-- Begin Records shown --
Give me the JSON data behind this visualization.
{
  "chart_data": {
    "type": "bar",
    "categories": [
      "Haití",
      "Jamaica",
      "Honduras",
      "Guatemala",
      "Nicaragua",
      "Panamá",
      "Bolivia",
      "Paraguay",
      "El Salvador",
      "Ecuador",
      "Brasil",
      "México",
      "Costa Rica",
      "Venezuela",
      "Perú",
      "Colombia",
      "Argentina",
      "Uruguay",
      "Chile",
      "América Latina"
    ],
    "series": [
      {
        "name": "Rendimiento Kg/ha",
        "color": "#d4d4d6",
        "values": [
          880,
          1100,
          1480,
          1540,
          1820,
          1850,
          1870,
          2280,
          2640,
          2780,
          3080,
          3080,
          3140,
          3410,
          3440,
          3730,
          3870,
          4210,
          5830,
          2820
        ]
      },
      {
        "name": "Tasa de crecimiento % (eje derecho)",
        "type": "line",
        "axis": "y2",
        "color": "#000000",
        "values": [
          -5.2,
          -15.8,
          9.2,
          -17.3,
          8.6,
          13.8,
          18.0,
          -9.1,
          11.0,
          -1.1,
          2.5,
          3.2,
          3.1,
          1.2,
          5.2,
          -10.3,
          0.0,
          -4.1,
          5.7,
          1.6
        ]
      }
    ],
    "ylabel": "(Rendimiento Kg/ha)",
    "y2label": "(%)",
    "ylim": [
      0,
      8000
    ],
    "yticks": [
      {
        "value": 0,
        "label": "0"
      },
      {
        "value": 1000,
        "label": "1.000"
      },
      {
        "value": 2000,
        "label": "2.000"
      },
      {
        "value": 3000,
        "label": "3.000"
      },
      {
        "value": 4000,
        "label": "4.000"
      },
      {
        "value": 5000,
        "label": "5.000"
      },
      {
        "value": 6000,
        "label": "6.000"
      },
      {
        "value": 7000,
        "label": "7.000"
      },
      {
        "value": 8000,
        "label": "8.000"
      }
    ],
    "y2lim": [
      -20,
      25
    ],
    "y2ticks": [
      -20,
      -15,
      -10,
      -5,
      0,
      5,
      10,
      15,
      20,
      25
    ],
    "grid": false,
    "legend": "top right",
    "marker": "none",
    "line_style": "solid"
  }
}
-- End Records shown --
How many lines in the records above contain the word "Rendimiento"? Give only the number.

Solution to the exercise ▸
2